INPUT FOR THIS TASK >>
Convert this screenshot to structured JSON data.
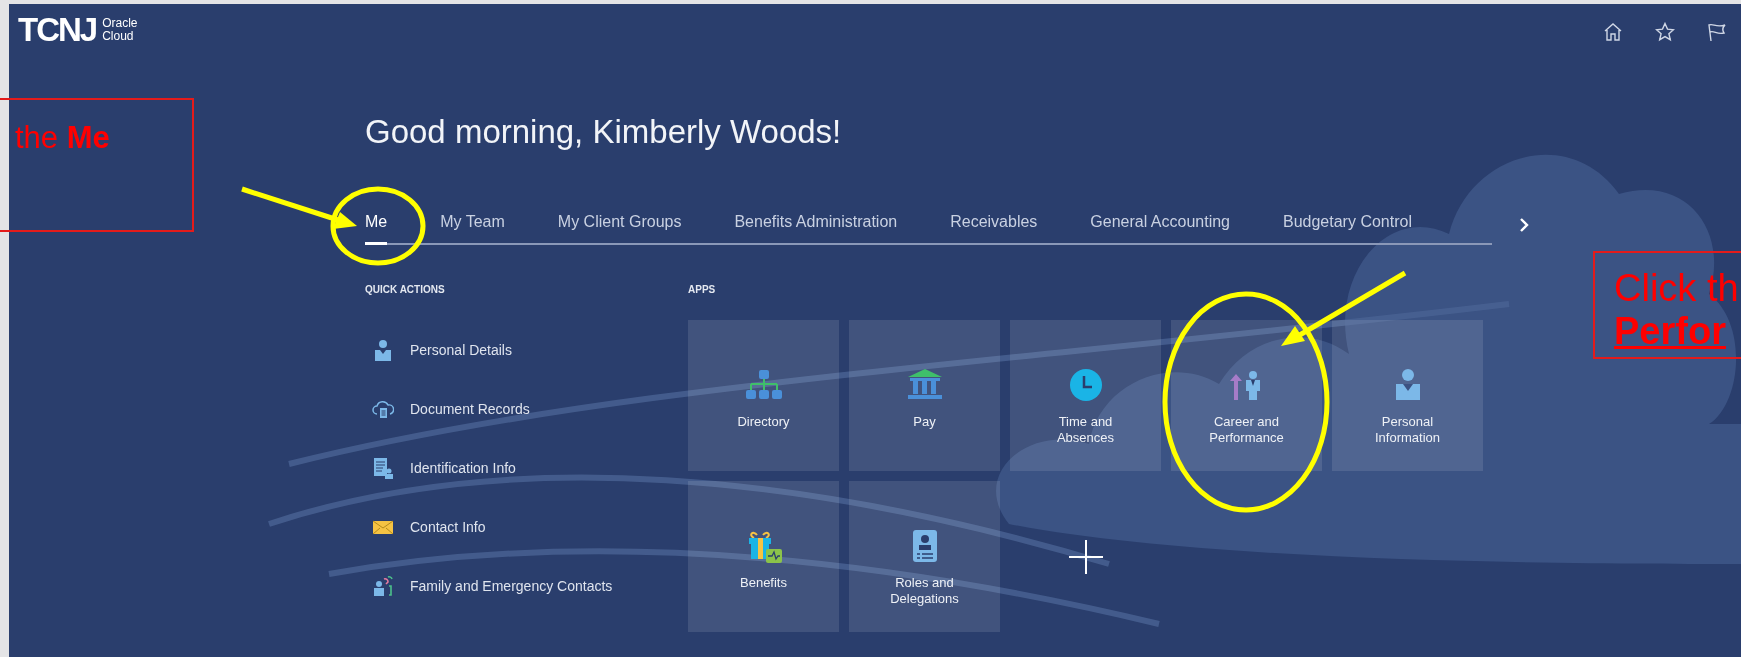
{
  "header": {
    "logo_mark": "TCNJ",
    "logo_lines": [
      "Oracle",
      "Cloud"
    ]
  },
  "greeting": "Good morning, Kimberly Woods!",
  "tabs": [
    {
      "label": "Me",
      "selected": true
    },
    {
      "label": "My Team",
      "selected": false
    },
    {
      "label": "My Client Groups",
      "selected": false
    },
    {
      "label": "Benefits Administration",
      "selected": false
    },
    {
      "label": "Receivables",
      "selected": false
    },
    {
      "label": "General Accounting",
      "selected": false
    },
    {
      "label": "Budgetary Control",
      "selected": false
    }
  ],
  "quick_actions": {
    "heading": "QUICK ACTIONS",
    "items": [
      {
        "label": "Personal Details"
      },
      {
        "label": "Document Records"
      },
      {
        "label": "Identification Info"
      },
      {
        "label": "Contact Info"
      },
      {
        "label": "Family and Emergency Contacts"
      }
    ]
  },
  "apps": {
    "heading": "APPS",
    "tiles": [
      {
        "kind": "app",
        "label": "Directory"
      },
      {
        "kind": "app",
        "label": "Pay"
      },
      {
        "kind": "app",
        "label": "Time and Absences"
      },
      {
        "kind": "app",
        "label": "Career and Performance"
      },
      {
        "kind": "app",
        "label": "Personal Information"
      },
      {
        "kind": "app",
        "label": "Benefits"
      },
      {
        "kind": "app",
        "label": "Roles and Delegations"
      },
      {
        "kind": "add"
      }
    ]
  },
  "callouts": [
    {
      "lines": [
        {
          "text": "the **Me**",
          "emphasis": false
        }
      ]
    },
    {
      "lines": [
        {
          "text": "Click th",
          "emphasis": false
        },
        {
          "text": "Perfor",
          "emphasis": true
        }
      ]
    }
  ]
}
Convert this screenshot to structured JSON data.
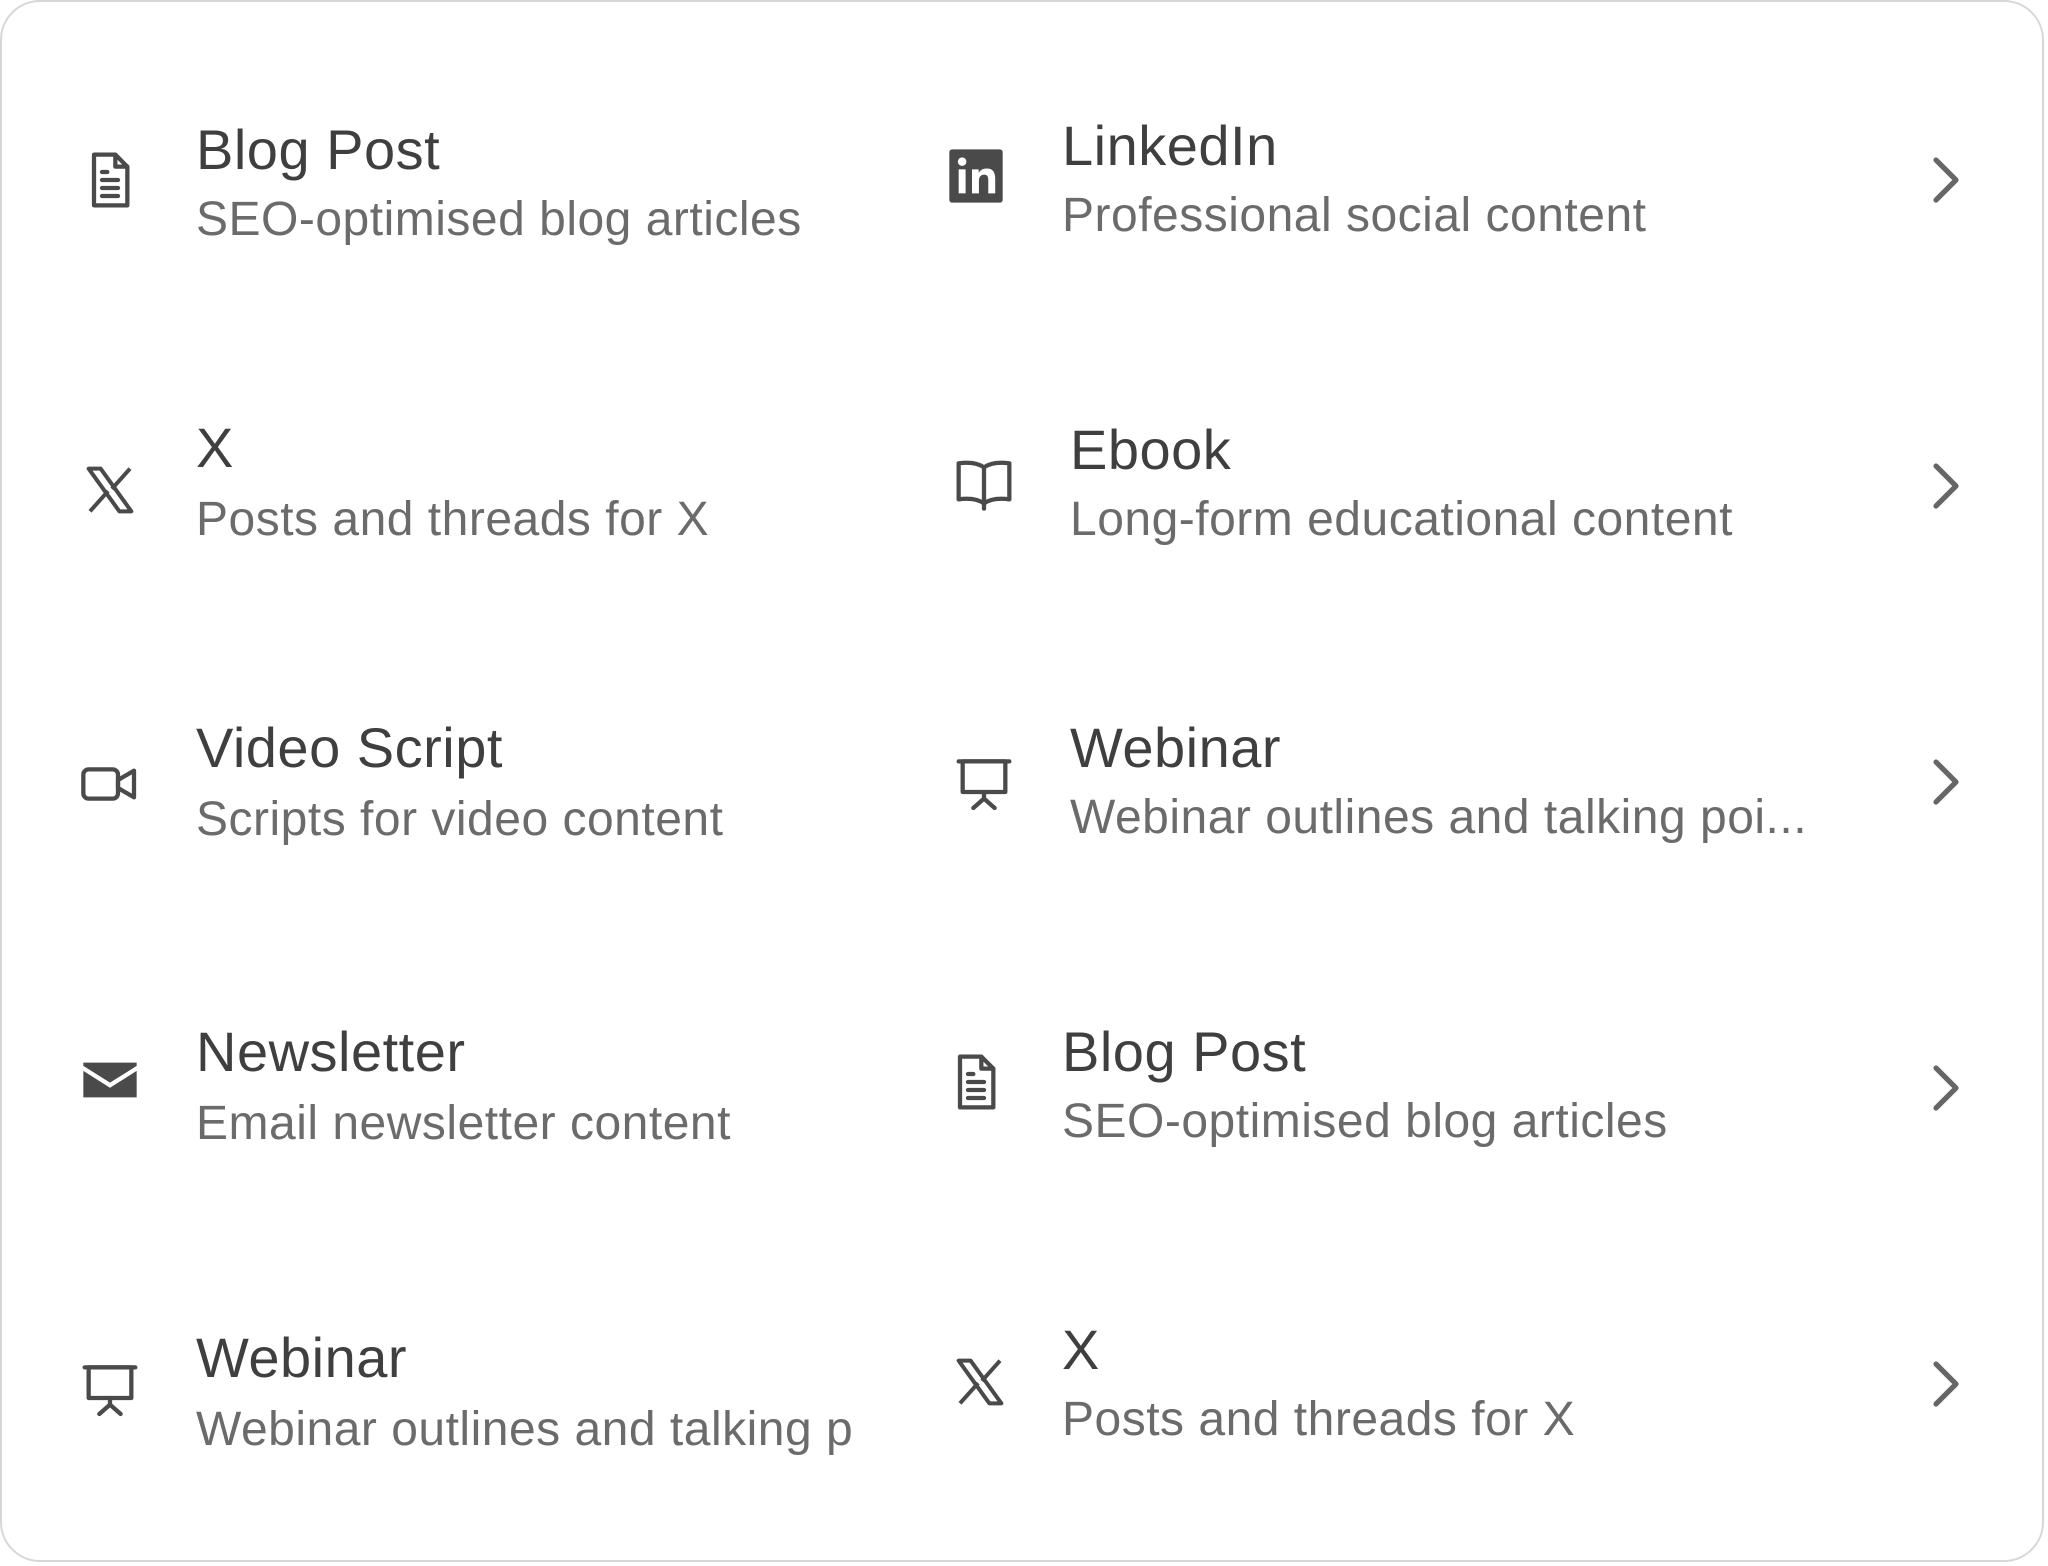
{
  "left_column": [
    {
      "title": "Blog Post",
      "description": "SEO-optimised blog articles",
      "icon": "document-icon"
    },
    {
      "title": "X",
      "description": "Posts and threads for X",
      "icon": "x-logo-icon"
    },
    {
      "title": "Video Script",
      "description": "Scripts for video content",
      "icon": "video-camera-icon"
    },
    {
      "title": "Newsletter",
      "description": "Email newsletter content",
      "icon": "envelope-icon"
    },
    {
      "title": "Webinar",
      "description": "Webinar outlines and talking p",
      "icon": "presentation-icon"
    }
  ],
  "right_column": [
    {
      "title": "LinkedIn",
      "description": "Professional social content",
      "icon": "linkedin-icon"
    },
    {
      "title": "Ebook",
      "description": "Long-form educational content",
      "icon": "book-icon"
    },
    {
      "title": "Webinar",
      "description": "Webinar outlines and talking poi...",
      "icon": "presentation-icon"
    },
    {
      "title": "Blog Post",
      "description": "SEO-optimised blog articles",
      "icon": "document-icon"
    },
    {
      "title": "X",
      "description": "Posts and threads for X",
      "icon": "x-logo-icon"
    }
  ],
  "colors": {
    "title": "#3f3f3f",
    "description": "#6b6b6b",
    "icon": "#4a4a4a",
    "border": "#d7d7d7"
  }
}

EXERCISE INSTRUCTIONS >> Write the lines above out again exactly, without any of their pictures.

SOLUTION TO THIS EXERCISE >>
Convert this screenshot to structured JSON data.
{
  "header": {
    "logo_mark": "TCNJ",
    "logo_lines": [
      "Oracle",
      "Cloud"
    ]
  },
  "greeting": "Good morning, Kimberly Woods!",
  "tabs": [
    {
      "label": "Me",
      "selected": true
    },
    {
      "label": "My Team",
      "selected": false
    },
    {
      "label": "My Client Groups",
      "selected": false
    },
    {
      "label": "Benefits Administration",
      "selected": false
    },
    {
      "label": "Receivables",
      "selected": false
    },
    {
      "label": "General Accounting",
      "selected": false
    },
    {
      "label": "Budgetary Control",
      "selected": false
    }
  ],
  "quick_actions": {
    "heading": "QUICK ACTIONS",
    "items": [
      {
        "label": "Personal Details"
      },
      {
        "label": "Document Records"
      },
      {
        "label": "Identification Info"
      },
      {
        "label": "Contact Info"
      },
      {
        "label": "Family and Emergency Contacts"
      }
    ]
  },
  "apps": {
    "heading": "APPS",
    "tiles": [
      {
        "kind": "app",
        "label": "Directory"
      },
      {
        "kind": "app",
        "label": "Pay"
      },
      {
        "kind": "app",
        "label": "Time and Absences"
      },
      {
        "kind": "app",
        "label": "Career and Performance"
      },
      {
        "kind": "app",
        "label": "Personal Information"
      },
      {
        "kind": "app",
        "label": "Benefits"
      },
      {
        "kind": "app",
        "label": "Roles and Delegations"
      },
      {
        "kind": "add"
      }
    ]
  },
  "callouts": [
    {
      "lines": [
        {
          "text": "the **Me**",
          "emphasis": false
        }
      ]
    },
    {
      "lines": [
        {
          "text": "Click th",
          "emphasis": false
        },
        {
          "text": "Perfor",
          "emphasis": true
        }
      ]
    }
  ]
}
Convert this screenshot to structured JSON data.
{
  "left_column": [
    {
      "title": "Blog Post",
      "description": "SEO-optimised blog articles",
      "icon": "document-icon"
    },
    {
      "title": "X",
      "description": "Posts and threads for X",
      "icon": "x-logo-icon"
    },
    {
      "title": "Video Script",
      "description": "Scripts for video content",
      "icon": "video-camera-icon"
    },
    {
      "title": "Newsletter",
      "description": "Email newsletter content",
      "icon": "envelope-icon"
    },
    {
      "title": "Webinar",
      "description": "Webinar outlines and talking p",
      "icon": "presentation-icon"
    }
  ],
  "right_column": [
    {
      "title": "LinkedIn",
      "description": "Professional social content",
      "icon": "linkedin-icon"
    },
    {
      "title": "Ebook",
      "description": "Long-form educational content",
      "icon": "book-icon"
    },
    {
      "title": "Webinar",
      "description": "Webinar outlines and talking poi...",
      "icon": "presentation-icon"
    },
    {
      "title": "Blog Post",
      "description": "SEO-optimised blog articles",
      "icon": "document-icon"
    },
    {
      "title": "X",
      "description": "Posts and threads for X",
      "icon": "x-logo-icon"
    }
  ],
  "colors": {
    "title": "#3f3f3f",
    "description": "#6b6b6b",
    "icon": "#4a4a4a",
    "border": "#d7d7d7"
  }
}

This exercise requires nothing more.